*Activity 1*.
In the Quest v23 update text, why are refresh rates above 72Hz not guaranteed for apps that request them on Quest 2? Answer in one to three sentences.
*Activity 2*.
According to the Quest v23 update text, what is the default refresh rate for applications on Quest and Quest 2?
*Activity 3*.
Continue the Quest v23 update text, starting after its last sentence.

*Text segment*.
***

At Facebook Connect we teased various improvements to the Quest Platform, including support for 90Hz applications on Quest 2—both natively and through Oculus Link. We’re excited to start rolling out those features with today’s
v23 software update, which also coincides with Oculus Link exiting beta and the upcoming releases of Oculus Move and App Gifting.
90Hz on Quest 2
Developers can now start shipping Quest titles with native 90Hz support, and Quest 2 system software including Home, Guardian, and Passthrough will run at 90Hz.
Although 72Hz is still the default for applications on both Quest and Quest 2, 80Hz and 90Hz refresh rates are now available as an opt-in to developers on Quest 2. It’s important to note that while apps can now request a higher frame rate, rates above 72Hz are not guaranteed: in rare cases, the system may decide to throttle the display refresh rate down. Our system may lower the frame rate in response to a severe thermal event (VrDriver will force the application to minVsyncs=2, effectively 36Hz rendering, although the screen still runs at 72). Though these sorts of events are very rare, they can be visually jarring for some users. For 90Hz rendering, the system will first drop to 72Hz before dropping down to half-rate if confronted with unusual thermal pressure.

***

*Stored data*.
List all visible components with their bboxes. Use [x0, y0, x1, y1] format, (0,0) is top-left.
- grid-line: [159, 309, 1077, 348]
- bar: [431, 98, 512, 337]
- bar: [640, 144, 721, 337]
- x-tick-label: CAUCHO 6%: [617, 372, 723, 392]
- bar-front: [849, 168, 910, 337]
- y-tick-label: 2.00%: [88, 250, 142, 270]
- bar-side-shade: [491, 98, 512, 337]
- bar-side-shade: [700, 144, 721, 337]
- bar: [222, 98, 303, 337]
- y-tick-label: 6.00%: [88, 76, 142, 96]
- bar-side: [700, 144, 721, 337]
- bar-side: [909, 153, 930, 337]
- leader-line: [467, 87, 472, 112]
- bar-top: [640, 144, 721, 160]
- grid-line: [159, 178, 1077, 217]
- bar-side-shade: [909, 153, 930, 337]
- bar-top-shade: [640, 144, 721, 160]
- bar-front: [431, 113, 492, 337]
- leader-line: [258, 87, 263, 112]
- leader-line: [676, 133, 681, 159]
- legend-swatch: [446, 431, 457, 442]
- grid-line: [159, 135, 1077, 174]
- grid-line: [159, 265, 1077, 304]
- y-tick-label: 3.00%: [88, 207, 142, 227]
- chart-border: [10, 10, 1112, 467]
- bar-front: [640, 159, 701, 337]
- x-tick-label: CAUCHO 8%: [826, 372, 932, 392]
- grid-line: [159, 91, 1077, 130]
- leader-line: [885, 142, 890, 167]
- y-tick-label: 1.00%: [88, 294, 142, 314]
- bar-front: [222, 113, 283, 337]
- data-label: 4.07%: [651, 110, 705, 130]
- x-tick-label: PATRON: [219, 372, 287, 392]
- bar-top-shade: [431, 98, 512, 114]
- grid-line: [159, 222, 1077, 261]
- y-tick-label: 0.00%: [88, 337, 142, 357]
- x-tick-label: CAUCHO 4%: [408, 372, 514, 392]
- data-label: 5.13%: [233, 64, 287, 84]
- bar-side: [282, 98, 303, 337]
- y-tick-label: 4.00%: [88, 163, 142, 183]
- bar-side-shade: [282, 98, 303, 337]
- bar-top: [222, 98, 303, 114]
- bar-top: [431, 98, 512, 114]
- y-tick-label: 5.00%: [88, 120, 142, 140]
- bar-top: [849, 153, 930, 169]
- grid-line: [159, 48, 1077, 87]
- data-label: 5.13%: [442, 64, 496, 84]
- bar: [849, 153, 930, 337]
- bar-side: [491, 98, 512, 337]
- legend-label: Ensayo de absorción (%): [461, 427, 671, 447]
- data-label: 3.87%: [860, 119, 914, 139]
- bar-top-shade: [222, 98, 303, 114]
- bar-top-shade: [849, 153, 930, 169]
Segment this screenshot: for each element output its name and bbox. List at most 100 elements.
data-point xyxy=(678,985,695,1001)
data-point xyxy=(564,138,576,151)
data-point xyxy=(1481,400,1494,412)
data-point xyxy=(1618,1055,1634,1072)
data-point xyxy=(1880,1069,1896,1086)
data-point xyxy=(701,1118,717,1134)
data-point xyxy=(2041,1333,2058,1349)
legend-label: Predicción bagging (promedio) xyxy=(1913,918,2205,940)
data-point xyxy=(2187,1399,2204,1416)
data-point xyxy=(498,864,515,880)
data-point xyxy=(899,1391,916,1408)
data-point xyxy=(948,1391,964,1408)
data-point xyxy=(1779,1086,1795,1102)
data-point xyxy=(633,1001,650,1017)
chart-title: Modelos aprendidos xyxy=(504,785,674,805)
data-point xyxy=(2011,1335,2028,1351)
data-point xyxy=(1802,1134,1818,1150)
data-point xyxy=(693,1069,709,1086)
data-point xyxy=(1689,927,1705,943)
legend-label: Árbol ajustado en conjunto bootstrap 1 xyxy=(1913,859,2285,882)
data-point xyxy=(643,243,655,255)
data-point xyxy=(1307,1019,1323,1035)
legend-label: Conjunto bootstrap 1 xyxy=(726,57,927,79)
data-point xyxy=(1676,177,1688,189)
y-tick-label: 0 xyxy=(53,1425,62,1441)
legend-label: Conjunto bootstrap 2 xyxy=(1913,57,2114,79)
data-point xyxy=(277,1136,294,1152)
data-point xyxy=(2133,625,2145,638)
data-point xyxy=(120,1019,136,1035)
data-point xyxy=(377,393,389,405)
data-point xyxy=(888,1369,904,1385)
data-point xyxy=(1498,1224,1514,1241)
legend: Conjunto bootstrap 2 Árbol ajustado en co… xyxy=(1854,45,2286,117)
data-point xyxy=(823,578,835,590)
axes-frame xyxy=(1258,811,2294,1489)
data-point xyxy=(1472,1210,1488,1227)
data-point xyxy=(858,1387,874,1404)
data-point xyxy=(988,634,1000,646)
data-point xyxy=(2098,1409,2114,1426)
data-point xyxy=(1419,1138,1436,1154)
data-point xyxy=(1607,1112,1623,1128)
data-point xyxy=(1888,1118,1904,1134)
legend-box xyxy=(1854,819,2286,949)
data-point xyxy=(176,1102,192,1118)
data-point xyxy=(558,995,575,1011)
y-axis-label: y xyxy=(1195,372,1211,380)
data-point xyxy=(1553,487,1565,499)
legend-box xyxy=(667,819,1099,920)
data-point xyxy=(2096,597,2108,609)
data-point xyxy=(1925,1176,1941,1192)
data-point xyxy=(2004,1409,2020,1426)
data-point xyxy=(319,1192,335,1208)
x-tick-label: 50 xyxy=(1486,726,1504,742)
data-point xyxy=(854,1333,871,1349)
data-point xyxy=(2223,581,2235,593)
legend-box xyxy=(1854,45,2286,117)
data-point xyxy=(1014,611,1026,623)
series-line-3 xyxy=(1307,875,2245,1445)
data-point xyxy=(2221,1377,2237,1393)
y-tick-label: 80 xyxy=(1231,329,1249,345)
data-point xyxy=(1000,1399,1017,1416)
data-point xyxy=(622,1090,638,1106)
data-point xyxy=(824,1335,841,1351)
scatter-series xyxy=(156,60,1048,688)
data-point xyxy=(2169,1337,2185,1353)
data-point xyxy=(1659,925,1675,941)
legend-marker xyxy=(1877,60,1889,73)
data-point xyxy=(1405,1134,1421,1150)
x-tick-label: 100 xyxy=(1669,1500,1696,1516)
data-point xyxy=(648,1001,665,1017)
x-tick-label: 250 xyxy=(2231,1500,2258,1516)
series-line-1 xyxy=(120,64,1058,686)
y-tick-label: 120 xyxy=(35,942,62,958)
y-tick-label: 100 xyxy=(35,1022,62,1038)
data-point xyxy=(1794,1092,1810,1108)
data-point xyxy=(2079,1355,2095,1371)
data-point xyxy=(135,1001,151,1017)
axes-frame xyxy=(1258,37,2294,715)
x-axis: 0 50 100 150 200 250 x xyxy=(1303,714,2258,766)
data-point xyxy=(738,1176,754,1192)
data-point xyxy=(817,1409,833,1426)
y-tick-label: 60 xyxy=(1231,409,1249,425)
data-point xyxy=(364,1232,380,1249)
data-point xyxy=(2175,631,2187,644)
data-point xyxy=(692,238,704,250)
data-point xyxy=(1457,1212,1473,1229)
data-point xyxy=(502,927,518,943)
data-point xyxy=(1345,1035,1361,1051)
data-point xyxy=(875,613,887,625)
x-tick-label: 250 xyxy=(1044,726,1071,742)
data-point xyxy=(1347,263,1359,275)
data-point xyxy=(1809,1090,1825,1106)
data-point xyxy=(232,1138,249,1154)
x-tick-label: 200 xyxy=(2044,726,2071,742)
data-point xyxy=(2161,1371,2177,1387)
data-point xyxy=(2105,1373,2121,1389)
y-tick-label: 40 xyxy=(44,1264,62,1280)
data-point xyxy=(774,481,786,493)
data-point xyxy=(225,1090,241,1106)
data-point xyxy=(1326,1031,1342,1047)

***

*Written response 1*.
In rare cases the system may throttle the display refresh rate down, for example in response to a severe thermal event. For 90Hz rendering, it first drops to 72Hz and then to half-rate if it faces unusual thermal pressure.

*Written response 2*.
72Hz.

*Written response 3*.
90Hz and 80Hz rendering are only supported on Quest 2. Applications that request 90Hz will run at 72Hz when executing on an original Quest device.
How to Use and Test Your App for 90Hz
Once the application manifest has been updated, the usual VRAPI and engine-integrations APIs can be used to request the supported refresh rates and set the display frequency to 90. Here’s the documentation for changing the display frequency in Unreal and Unity:
With the v23 update, the VrDriver logcat telemetry every second will show you the current system refresh rate. The following example shows that the system is running at 90Hz, and the application running at 89FPS:
VrApi : FPS=89/90,Prd=34ms,Tear=0,Early=8
If the system decides to throttle your refresh rate for any reason, you will receive an event warning you of that change. The vast majority of developers will not need to do anything based on that event, but on VRAPI for example, a new event was created:
// Event structure for VRAPI_EVENT_DISPLAY_REFRESH_RATE_CHANGE
typedef struct ovrEventDisplayRefreshRateChange_ {
ovrEventHeader EventHeader;
float fromDisplayRefreshRate;
float toDisplayRefreshRate;
} ovrEventDisplayRefreshRateChange;
The next release of engine integrations on Unreal Engine and Unity will integrate ways for developers to easily handle that event as well.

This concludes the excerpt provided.